Exercise instructions:
Would it be possible to write out each entry below exactly, without the pictures?

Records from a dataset
○ ○ ○
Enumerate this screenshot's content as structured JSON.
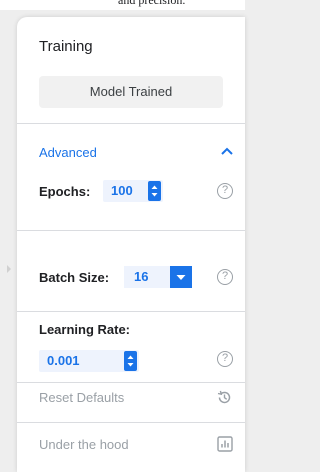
{
  "top_strip": {
    "text": "and precision."
  },
  "panel": {
    "title": "Training",
    "status_button": "Model Trained",
    "advanced": {
      "label": "Advanced",
      "icon": "chevron-up-icon",
      "expanded": true
    },
    "epochs": {
      "label": "Epochs:",
      "value": "100"
    },
    "batch_size": {
      "label": "Batch Size:",
      "value": "16"
    },
    "learning_rate": {
      "label": "Learning Rate:",
      "value": "0.001"
    },
    "help_glyph": "?",
    "reset": {
      "label": "Reset Defaults",
      "icon": "history-icon"
    },
    "under_the_hood": {
      "label": "Under the hood",
      "icon": "bar-chart-icon"
    }
  },
  "colors": {
    "accent": "#1a73e8",
    "muted": "#9aa0a6",
    "field_bg": "#eef3fd"
  }
}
○ ○ ○
Solution to the problem:
Enumerate this screenshot's content as structured JSON.
{
  "top_strip": {
    "text": "and precision."
  },
  "panel": {
    "title": "Training",
    "status_button": "Model Trained",
    "advanced": {
      "label": "Advanced",
      "icon": "chevron-up-icon",
      "expanded": true
    },
    "epochs": {
      "label": "Epochs:",
      "value": "100"
    },
    "batch_size": {
      "label": "Batch Size:",
      "value": "16"
    },
    "learning_rate": {
      "label": "Learning Rate:",
      "value": "0.001"
    },
    "help_glyph": "?",
    "reset": {
      "label": "Reset Defaults",
      "icon": "history-icon"
    },
    "under_the_hood": {
      "label": "Under the hood",
      "icon": "bar-chart-icon"
    }
  },
  "colors": {
    "accent": "#1a73e8",
    "muted": "#9aa0a6",
    "field_bg": "#eef3fd"
  }
}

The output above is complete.